**AIM**
Identify the lines that include the word "type", then copy all of them.

[Dataset rows]
** begin **

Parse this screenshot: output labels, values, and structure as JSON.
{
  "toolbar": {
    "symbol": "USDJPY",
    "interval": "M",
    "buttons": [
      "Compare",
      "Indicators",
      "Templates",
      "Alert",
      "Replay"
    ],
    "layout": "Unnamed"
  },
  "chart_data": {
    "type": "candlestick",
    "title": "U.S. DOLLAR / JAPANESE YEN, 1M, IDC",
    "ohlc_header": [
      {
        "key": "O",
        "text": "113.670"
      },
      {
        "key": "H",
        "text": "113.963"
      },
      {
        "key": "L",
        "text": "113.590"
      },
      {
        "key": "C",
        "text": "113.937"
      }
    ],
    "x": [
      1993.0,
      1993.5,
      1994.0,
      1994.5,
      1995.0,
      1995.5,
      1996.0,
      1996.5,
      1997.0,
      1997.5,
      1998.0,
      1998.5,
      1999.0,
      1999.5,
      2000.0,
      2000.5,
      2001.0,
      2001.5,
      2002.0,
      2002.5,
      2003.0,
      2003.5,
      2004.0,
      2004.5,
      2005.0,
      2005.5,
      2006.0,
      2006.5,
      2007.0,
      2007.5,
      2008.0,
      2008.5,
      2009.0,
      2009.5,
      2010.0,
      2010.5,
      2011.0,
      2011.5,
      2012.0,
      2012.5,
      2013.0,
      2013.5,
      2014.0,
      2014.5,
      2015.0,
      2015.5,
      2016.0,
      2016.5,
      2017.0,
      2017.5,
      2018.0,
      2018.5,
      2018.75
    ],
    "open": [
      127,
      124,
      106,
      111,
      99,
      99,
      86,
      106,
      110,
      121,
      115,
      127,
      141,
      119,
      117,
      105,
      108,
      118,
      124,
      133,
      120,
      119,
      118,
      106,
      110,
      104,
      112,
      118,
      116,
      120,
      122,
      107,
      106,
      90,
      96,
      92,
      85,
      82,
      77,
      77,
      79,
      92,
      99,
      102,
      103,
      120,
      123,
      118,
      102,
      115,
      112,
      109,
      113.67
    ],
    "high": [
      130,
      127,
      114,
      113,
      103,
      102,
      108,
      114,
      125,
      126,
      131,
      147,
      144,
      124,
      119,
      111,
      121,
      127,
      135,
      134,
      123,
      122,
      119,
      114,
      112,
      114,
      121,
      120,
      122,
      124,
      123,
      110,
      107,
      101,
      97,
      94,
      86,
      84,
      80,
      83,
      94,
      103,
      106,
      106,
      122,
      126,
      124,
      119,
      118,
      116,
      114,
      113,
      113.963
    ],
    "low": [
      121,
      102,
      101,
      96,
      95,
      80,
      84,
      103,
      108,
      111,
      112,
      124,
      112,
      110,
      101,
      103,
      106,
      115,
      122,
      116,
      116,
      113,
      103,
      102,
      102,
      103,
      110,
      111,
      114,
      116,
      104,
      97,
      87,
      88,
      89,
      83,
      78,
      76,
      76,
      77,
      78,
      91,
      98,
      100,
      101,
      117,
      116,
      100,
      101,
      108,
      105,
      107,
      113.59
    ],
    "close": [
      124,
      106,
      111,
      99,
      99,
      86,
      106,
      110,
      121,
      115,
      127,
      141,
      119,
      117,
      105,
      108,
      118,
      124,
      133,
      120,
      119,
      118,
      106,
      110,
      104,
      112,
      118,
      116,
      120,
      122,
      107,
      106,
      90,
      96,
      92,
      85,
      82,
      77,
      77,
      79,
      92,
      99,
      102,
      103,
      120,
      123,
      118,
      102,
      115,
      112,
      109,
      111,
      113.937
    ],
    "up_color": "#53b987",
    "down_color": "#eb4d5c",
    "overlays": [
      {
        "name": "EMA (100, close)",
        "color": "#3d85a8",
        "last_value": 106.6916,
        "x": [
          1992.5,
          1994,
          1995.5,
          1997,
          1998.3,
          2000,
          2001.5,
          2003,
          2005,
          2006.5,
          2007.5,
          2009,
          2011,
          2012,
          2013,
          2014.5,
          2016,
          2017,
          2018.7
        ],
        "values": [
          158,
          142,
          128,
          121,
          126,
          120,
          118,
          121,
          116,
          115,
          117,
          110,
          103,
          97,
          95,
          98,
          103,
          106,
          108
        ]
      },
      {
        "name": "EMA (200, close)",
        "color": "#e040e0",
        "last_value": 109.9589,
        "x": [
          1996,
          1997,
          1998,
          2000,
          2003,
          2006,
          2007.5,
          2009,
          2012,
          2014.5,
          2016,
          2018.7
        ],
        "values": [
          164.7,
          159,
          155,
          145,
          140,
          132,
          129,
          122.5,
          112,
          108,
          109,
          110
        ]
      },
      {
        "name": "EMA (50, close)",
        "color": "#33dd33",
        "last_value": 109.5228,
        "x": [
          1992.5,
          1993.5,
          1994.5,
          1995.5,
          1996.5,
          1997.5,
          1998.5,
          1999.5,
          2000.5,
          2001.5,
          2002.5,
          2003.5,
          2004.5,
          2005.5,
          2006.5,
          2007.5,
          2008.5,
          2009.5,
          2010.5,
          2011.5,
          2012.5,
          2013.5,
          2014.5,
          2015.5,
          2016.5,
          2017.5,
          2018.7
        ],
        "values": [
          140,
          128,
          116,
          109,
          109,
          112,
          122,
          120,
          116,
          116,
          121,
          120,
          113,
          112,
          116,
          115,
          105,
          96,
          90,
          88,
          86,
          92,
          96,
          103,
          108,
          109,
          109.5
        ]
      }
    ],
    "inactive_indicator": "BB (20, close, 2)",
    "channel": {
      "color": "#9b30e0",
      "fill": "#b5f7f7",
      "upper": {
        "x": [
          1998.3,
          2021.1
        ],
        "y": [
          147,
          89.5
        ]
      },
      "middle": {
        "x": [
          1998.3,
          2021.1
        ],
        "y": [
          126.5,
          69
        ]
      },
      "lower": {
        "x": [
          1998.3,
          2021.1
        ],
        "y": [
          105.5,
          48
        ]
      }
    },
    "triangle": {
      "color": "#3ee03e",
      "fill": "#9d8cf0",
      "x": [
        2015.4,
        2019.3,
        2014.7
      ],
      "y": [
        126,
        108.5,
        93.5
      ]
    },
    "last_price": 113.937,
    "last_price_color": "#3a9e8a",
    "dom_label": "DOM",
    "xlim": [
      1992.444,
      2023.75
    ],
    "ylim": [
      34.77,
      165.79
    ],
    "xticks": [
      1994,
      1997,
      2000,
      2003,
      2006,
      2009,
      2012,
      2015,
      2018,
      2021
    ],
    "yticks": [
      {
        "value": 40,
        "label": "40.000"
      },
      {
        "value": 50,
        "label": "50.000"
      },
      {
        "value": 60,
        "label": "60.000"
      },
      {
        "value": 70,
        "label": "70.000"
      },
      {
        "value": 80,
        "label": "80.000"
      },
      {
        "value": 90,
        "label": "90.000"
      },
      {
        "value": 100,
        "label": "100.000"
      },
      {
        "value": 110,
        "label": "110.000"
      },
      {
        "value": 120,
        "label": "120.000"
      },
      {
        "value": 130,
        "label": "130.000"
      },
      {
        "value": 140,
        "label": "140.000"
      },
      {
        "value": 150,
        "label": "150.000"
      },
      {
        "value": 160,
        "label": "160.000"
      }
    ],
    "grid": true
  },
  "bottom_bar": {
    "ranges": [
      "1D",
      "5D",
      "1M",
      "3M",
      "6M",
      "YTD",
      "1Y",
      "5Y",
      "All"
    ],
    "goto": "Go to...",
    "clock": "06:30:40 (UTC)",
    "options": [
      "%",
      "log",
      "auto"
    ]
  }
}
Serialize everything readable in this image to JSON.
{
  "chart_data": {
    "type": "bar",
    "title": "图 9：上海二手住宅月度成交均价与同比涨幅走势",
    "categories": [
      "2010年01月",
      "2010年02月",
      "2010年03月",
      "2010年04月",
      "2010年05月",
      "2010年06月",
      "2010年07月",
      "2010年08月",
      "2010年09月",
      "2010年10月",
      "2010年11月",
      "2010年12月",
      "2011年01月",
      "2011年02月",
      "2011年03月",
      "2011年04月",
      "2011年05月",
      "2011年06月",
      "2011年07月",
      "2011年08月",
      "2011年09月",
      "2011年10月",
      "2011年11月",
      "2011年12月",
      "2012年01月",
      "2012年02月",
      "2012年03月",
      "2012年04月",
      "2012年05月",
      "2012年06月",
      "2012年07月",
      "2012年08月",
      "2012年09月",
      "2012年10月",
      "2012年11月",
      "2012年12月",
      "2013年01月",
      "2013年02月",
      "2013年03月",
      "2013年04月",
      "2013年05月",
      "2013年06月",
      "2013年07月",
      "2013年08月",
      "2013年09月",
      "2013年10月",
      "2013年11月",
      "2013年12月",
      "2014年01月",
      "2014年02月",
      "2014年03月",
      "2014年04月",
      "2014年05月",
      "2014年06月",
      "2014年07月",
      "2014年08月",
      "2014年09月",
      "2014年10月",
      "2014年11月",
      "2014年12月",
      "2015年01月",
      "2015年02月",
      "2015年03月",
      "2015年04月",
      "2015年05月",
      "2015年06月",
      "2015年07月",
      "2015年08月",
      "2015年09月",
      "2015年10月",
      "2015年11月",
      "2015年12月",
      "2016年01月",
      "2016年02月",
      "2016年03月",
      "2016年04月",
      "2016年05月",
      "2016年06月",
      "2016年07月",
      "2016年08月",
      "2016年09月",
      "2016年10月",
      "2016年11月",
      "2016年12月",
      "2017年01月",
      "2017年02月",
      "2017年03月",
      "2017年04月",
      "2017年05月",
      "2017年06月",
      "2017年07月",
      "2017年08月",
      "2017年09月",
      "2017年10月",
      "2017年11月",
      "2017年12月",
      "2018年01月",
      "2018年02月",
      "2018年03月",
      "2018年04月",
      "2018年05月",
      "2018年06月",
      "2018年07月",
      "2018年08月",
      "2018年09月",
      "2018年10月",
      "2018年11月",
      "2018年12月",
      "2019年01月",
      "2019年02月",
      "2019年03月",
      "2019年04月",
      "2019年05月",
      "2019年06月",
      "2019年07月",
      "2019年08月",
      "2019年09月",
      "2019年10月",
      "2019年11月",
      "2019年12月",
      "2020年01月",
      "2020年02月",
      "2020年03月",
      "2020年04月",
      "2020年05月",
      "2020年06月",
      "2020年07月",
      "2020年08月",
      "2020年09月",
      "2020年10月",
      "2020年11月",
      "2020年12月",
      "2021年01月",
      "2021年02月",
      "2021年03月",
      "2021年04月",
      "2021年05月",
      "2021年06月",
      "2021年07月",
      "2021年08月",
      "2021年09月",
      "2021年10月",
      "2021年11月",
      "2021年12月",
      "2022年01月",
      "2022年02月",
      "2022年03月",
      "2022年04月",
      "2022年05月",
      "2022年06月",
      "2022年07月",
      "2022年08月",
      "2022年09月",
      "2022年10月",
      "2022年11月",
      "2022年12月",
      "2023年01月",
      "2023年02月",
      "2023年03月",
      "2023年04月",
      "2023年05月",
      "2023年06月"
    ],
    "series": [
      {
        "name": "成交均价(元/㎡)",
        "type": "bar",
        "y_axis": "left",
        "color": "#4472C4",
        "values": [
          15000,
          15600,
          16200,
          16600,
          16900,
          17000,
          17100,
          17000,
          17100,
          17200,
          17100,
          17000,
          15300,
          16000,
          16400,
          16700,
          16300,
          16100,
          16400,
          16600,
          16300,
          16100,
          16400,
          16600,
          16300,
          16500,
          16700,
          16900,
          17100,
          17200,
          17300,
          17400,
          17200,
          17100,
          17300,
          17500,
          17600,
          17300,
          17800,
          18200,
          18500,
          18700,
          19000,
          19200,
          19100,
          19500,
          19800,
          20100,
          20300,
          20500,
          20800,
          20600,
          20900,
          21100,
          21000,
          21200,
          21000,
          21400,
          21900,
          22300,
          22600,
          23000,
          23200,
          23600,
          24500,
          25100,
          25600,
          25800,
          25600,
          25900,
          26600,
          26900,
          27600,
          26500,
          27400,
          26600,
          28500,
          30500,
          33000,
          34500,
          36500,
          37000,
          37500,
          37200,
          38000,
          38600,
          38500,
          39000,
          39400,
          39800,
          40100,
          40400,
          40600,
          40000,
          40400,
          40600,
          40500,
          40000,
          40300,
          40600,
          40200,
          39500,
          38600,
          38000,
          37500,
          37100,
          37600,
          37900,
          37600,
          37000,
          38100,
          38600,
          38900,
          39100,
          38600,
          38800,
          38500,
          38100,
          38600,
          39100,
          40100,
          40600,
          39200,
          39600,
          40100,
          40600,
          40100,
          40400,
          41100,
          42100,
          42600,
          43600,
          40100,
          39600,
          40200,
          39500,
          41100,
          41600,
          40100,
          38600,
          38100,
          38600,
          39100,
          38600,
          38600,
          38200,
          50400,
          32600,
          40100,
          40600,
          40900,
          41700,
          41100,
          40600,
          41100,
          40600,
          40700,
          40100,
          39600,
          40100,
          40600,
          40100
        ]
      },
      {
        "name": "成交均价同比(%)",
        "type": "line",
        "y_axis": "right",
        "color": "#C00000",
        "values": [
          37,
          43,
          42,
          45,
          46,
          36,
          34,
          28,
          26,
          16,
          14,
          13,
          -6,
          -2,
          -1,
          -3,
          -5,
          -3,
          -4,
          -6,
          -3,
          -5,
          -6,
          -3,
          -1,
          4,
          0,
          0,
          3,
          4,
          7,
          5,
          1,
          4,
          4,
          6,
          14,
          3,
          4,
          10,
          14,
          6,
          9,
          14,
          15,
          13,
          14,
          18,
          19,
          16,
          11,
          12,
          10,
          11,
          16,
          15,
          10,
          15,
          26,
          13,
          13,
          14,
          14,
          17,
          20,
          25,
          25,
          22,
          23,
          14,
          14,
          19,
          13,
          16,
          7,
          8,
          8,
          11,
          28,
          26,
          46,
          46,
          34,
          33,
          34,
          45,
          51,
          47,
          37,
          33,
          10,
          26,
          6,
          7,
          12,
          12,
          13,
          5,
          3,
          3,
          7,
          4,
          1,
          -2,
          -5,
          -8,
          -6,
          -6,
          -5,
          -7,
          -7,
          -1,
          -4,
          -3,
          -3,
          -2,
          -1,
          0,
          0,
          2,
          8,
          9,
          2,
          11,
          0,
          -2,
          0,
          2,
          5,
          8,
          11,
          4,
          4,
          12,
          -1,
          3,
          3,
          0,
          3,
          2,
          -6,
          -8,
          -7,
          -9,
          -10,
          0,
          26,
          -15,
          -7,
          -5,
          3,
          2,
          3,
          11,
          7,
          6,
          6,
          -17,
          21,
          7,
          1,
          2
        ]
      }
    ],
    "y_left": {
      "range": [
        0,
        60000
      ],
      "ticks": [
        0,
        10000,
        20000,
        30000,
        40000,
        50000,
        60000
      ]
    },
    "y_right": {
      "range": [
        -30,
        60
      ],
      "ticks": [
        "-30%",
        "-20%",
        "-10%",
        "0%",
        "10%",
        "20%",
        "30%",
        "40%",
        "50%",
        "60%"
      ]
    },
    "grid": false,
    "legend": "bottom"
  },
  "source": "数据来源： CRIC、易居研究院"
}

** end **

**OUTPUT OF THE TASK**
    "type": "candlestick",
    "type": "bar",
        "type": "bar",
        "type": "line",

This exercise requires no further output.